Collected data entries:
BEGIN
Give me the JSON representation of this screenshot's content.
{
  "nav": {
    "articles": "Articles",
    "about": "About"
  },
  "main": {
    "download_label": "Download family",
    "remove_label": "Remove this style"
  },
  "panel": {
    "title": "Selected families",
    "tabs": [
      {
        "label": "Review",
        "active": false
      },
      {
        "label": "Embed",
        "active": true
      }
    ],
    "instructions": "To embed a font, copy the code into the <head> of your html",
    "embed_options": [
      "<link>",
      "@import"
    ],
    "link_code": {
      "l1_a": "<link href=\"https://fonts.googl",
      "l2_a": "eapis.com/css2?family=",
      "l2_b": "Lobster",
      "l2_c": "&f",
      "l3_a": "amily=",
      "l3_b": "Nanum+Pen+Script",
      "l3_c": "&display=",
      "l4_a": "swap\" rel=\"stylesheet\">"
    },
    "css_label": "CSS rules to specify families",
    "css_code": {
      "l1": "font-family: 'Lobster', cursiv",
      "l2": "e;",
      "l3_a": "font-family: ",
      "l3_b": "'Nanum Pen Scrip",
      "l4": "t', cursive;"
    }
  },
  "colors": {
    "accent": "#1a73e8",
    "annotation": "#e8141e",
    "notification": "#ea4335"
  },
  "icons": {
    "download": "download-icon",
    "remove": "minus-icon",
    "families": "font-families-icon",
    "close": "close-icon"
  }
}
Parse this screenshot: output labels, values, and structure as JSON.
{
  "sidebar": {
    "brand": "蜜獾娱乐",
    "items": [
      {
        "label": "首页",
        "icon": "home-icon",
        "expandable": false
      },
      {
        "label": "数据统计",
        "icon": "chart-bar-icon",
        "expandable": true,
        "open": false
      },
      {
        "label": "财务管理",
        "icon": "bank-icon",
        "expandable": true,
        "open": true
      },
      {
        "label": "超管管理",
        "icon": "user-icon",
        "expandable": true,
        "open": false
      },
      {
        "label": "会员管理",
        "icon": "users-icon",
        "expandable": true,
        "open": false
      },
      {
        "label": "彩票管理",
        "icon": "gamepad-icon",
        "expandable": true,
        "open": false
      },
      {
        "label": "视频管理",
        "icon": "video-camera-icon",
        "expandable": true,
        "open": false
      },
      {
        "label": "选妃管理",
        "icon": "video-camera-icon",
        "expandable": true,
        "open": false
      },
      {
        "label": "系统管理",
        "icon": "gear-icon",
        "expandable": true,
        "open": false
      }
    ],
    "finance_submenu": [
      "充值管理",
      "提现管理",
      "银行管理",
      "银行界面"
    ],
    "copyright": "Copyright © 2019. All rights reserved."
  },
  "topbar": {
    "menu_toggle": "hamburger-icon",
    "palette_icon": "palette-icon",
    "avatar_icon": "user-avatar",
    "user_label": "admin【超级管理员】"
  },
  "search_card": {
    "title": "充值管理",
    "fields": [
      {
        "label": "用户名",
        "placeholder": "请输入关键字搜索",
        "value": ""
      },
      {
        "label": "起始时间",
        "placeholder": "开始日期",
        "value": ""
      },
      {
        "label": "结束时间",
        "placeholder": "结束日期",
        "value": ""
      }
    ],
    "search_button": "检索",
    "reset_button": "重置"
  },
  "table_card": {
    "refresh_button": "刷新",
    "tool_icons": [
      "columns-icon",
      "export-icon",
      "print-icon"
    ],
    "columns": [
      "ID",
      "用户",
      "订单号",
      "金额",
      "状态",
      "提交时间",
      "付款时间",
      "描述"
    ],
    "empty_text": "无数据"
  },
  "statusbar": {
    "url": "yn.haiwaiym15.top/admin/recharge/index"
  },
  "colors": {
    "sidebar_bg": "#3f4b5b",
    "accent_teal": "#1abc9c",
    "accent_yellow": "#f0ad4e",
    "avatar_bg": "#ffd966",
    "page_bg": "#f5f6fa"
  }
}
END
Go through the listing above and restate it word for word.

**Exercise output:**
Give me the JSON representation of this screenshot's content.
{
  "nav": {
    "articles": "Articles",
    "about": "About"
  },
  "main": {
    "download_label": "Download family",
    "remove_label": "Remove this style"
  },
  "panel": {
    "title": "Selected families",
    "tabs": [
      {
        "label": "Review",
        "active": false
      },
      {
        "label": "Embed",
        "active": true
      }
    ],
    "instructions": "To embed a font, copy the code into the <head> of your html",
    "embed_options": [
      "<link>",
      "@import"
    ],
    "link_code": {
      "l1_a": "<link href=\"https://fonts.googl",
      "l2_a": "eapis.com/css2?family=",
      "l2_b": "Lobster",
      "l2_c": "&f",
      "l3_a": "amily=",
      "l3_b": "Nanum+Pen+Script",
      "l3_c": "&display=",
      "l4_a": "swap\" rel=\"stylesheet\">"
    },
    "css_label": "CSS rules to specify families",
    "css_code": {
      "l1": "font-family: 'Lobster', cursiv",
      "l2": "e;",
      "l3_a": "font-family: ",
      "l3_b": "'Nanum Pen Scrip",
      "l4": "t', cursive;"
    }
  },
  "colors": {
    "accent": "#1a73e8",
    "annotation": "#e8141e",
    "notification": "#ea4335"
  },
  "icons": {
    "download": "download-icon",
    "remove": "minus-icon",
    "families": "font-families-icon",
    "close": "close-icon"
  }
}
Parse this screenshot: output labels, values, and structure as JSON.
{
  "sidebar": {
    "brand": "蜜獾娱乐",
    "items": [
      {
        "label": "首页",
        "icon": "home-icon",
        "expandable": false
      },
      {
        "label": "数据统计",
        "icon": "chart-bar-icon",
        "expandable": true,
        "open": false
      },
      {
        "label": "财务管理",
        "icon": "bank-icon",
        "expandable": true,
        "open": true
      },
      {
        "label": "超管管理",
        "icon": "user-icon",
        "expandable": true,
        "open": false
      },
      {
        "label": "会员管理",
        "icon": "users-icon",
        "expandable": true,
        "open": false
      },
      {
        "label": "彩票管理",
        "icon": "gamepad-icon",
        "expandable": true,
        "open": false
      },
      {
        "label": "视频管理",
        "icon": "video-camera-icon",
        "expandable": true,
        "open": false
      },
      {
        "label": "选妃管理",
        "icon": "video-camera-icon",
        "expandable": true,
        "open": false
      },
      {
        "label": "系统管理",
        "icon": "gear-icon",
        "expandable": true,
        "open": false
      }
    ],
    "finance_submenu": [
      "充值管理",
      "提现管理",
      "银行管理",
      "银行界面"
    ],
    "copyright": "Copyright © 2019. All rights reserved."
  },
  "topbar": {
    "menu_toggle": "hamburger-icon",
    "palette_icon": "palette-icon",
    "avatar_icon": "user-avatar",
    "user_label": "admin【超级管理员】"
  },
  "search_card": {
    "title": "充值管理",
    "fields": [
      {
        "label": "用户名",
        "placeholder": "请输入关键字搜索",
        "value": ""
      },
      {
        "label": "起始时间",
        "placeholder": "开始日期",
        "value": ""
      },
      {
        "label": "结束时间",
        "placeholder": "结束日期",
        "value": ""
      }
    ],
    "search_button": "检索",
    "reset_button": "重置"
  },
  "table_card": {
    "refresh_button": "刷新",
    "tool_icons": [
      "columns-icon",
      "export-icon",
      "print-icon"
    ],
    "columns": [
      "ID",
      "用户",
      "订单号",
      "金额",
      "状态",
      "提交时间",
      "付款时间",
      "描述"
    ],
    "empty_text": "无数据"
  },
  "statusbar": {
    "url": "yn.haiwaiym15.top/admin/recharge/index"
  },
  "colors": {
    "sidebar_bg": "#3f4b5b",
    "accent_teal": "#1abc9c",
    "accent_yellow": "#f0ad4e",
    "avatar_bg": "#ffd966",
    "page_bg": "#f5f6fa"
  }
}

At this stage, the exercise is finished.